> _Written task_
Identify every line of the data below that contains the word "Reorder", and copy each such line in full.

> _Data in this exercise_
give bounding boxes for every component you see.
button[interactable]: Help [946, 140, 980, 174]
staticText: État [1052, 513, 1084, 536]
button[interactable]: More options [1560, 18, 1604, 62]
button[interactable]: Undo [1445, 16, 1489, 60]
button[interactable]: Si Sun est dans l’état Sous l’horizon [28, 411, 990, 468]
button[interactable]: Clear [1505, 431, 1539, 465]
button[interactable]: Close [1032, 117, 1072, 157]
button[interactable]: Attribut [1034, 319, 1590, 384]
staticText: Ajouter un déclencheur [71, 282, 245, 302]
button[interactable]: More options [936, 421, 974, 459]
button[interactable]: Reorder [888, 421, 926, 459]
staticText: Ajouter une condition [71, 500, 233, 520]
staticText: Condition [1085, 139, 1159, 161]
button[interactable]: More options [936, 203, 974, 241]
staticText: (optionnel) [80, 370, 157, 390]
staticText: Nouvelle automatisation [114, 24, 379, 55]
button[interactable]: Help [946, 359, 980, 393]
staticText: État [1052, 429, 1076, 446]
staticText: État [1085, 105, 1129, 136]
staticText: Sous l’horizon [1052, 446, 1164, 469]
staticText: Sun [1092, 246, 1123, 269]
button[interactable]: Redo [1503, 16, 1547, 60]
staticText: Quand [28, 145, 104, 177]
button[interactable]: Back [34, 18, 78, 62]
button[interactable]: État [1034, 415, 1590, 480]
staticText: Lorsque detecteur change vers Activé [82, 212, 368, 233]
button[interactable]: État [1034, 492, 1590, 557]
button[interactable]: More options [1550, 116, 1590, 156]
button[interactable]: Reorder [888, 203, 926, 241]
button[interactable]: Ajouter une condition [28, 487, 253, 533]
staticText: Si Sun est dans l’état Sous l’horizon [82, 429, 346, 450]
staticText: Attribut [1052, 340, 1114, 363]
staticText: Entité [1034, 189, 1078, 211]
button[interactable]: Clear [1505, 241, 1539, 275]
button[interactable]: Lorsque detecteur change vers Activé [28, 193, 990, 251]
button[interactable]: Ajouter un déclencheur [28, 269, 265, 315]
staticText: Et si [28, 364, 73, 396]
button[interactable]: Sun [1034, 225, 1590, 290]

> _Result of this task_
button[interactable]: Reorder [888, 421, 926, 459]
button[interactable]: Reorder [888, 203, 926, 241]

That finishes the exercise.